REQUEST: Quote the entries that follow exactly, leaving none out.

— begin DATASET —

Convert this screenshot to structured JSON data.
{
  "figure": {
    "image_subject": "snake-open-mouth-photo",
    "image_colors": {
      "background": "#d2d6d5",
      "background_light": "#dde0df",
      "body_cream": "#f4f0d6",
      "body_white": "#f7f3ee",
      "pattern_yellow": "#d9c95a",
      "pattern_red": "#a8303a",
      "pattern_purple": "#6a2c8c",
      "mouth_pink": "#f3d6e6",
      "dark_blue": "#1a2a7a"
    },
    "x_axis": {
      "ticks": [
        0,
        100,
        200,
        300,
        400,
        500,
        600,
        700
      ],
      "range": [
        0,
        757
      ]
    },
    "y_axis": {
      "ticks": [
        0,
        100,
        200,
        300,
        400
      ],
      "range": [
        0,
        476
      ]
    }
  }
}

— end DATASET —

ANSWER TO THIS TASK:
Convert this screenshot to structured JSON data.
{
  "figure": {
    "image_subject": "snake-open-mouth-photo",
    "image_colors": {
      "background": "#d2d6d5",
      "background_light": "#dde0df",
      "body_cream": "#f4f0d6",
      "body_white": "#f7f3ee",
      "pattern_yellow": "#d9c95a",
      "pattern_red": "#a8303a",
      "pattern_purple": "#6a2c8c",
      "mouth_pink": "#f3d6e6",
      "dark_blue": "#1a2a7a"
    },
    "x_axis": {
      "ticks": [
        0,
        100,
        200,
        300,
        400,
        500,
        600,
        700
      ],
      "range": [
        0,
        757
      ]
    },
    "y_axis": {
      "ticks": [
        0,
        100,
        200,
        300,
        400
      ],
      "range": [
        0,
        476
      ]
    }
  }
}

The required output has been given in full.